- [Dataset]:

"""

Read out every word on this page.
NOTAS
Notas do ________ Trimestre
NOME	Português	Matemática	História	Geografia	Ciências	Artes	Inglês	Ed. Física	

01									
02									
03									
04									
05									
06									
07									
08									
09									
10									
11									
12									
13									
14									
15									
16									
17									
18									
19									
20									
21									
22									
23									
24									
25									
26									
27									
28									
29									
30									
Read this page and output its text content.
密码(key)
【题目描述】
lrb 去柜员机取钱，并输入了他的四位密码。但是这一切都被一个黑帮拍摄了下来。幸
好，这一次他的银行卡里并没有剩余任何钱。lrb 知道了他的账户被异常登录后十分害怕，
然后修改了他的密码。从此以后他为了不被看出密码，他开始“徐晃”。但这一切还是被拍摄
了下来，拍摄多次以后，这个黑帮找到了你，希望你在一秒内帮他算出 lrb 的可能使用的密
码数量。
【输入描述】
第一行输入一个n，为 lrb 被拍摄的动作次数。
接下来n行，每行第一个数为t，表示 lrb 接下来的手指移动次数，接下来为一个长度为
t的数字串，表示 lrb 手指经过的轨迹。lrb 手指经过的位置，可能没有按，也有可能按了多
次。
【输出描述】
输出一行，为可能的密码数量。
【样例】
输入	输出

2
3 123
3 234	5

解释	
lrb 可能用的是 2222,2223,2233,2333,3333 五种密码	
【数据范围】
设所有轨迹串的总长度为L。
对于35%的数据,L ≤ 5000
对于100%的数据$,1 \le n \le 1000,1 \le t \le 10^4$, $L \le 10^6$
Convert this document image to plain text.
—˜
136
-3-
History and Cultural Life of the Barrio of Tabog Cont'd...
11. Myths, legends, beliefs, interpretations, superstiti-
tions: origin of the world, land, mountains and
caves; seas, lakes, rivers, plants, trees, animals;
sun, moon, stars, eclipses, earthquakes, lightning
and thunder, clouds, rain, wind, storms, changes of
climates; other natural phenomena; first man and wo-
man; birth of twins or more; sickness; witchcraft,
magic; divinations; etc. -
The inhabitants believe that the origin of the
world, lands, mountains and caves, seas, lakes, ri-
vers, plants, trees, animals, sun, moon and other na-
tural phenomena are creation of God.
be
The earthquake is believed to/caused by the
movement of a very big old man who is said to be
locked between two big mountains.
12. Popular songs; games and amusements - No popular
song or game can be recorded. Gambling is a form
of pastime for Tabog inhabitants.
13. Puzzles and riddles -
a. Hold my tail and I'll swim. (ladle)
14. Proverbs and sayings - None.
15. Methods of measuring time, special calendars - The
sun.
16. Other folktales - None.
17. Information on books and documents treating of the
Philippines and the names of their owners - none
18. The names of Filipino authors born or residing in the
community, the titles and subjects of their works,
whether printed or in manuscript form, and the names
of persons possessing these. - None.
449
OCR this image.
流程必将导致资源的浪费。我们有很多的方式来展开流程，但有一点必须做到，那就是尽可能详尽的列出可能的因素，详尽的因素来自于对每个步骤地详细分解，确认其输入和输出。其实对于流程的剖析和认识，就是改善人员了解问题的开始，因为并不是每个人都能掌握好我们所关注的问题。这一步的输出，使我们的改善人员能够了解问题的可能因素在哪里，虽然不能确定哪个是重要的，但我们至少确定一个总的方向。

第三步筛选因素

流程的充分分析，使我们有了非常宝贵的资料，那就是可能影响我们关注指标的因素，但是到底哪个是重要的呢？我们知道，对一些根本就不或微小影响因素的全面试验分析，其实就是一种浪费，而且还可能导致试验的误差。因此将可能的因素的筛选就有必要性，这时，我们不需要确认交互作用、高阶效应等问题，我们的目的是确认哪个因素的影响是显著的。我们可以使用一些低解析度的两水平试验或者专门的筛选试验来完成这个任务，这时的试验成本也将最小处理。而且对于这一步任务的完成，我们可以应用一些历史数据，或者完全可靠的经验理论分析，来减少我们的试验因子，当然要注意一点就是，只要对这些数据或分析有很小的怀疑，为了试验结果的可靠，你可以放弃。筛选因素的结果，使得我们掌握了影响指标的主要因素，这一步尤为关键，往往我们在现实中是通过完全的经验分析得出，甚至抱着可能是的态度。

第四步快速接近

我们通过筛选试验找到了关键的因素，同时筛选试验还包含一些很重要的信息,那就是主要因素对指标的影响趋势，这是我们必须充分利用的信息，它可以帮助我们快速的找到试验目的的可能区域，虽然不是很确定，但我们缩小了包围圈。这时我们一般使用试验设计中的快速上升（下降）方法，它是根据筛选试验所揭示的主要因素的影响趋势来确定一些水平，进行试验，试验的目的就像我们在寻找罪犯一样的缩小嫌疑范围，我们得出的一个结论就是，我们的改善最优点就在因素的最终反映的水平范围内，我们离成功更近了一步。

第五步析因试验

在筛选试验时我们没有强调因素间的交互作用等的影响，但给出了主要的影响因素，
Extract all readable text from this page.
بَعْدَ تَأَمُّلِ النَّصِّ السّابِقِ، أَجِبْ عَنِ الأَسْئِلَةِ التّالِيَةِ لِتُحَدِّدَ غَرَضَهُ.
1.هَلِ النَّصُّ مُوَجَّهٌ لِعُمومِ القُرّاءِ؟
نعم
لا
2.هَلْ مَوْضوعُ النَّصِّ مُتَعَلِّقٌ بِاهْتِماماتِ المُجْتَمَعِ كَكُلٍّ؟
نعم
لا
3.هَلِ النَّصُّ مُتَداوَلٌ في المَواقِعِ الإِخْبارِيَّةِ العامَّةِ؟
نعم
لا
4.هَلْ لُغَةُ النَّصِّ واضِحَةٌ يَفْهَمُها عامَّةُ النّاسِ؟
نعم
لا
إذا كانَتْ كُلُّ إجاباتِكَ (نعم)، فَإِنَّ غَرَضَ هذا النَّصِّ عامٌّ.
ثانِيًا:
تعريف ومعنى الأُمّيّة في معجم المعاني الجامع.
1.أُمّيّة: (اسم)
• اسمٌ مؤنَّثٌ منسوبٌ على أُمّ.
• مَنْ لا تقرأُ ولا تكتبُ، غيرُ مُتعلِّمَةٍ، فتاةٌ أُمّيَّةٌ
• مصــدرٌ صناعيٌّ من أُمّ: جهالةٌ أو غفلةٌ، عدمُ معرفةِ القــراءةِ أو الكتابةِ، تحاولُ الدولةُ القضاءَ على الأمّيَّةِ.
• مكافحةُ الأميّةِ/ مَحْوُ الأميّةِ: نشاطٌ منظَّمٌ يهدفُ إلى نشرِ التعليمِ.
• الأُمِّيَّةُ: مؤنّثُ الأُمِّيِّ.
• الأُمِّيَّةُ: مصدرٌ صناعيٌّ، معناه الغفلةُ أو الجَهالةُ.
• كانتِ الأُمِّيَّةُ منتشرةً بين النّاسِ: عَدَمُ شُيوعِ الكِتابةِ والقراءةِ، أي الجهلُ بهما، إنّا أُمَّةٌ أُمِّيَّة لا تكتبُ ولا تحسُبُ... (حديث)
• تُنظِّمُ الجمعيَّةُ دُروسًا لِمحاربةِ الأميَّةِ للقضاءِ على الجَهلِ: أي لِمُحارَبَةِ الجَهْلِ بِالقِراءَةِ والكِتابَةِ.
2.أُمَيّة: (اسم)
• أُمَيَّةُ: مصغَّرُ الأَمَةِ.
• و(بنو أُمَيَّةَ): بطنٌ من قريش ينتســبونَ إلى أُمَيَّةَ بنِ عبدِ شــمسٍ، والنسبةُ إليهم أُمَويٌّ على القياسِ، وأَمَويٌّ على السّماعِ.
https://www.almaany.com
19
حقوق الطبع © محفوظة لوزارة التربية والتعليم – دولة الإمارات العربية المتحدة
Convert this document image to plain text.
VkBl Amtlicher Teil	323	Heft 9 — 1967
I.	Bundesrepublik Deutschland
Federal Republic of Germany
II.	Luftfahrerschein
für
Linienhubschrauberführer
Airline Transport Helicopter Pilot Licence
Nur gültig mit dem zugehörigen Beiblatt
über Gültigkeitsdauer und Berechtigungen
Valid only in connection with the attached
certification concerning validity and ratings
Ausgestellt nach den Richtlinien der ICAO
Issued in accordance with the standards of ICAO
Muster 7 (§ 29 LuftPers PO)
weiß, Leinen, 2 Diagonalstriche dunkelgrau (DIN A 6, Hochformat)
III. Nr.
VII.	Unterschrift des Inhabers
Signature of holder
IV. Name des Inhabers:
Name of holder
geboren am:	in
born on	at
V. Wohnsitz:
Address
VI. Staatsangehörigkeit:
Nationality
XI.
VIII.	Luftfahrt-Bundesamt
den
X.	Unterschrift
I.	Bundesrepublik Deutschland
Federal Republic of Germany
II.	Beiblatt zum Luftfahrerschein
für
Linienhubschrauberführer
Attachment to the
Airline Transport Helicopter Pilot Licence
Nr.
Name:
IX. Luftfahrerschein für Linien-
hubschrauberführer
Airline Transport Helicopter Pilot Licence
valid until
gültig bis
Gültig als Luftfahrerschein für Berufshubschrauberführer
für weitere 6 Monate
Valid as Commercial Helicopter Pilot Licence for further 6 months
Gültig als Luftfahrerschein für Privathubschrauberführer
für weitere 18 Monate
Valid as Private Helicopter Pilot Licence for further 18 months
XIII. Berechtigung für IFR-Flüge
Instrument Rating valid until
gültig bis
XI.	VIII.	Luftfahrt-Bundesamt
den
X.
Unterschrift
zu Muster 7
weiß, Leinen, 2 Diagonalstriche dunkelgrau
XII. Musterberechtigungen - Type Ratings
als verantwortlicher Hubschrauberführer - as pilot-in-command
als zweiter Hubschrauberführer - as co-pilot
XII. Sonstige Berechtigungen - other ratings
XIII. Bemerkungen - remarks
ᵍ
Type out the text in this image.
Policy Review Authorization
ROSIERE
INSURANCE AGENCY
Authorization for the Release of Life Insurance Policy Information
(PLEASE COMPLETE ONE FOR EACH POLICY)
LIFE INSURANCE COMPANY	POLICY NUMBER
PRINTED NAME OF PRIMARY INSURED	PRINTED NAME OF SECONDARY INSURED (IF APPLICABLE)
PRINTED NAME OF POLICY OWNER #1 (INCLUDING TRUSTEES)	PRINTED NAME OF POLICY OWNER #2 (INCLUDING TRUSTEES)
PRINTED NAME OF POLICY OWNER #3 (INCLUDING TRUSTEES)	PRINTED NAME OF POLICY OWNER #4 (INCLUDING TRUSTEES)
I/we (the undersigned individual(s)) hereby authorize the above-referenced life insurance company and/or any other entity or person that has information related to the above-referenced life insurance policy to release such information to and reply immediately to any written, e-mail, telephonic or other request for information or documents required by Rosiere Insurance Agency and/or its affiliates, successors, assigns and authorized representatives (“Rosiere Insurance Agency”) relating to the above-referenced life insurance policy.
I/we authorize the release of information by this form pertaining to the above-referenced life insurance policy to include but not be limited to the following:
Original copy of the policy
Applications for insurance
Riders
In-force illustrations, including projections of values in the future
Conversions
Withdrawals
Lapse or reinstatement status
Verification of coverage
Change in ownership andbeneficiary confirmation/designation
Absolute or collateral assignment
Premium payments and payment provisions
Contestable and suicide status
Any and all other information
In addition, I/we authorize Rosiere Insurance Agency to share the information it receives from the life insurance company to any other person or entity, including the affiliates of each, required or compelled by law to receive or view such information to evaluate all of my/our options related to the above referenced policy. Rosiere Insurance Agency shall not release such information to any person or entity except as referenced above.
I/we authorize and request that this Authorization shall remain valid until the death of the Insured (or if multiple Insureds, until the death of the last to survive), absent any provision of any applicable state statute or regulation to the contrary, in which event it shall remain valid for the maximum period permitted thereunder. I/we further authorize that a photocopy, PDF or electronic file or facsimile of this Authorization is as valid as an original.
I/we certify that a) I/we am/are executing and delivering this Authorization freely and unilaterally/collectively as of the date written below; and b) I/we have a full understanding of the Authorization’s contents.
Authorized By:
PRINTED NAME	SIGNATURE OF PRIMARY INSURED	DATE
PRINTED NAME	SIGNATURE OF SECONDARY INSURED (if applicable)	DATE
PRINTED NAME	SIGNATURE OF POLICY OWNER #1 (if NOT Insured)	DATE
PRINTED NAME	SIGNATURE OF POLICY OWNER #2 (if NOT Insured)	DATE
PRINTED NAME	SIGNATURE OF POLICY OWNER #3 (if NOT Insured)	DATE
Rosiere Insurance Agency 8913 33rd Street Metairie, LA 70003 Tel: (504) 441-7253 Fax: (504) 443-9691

"""

In the listing above, find the lines holding the word "names" and copy them.

- [Solution to the problem]:
Philippines and the names of their owners - none
18. The names of Filipino authors born or residing in the
whether printed or in manuscript form, and the names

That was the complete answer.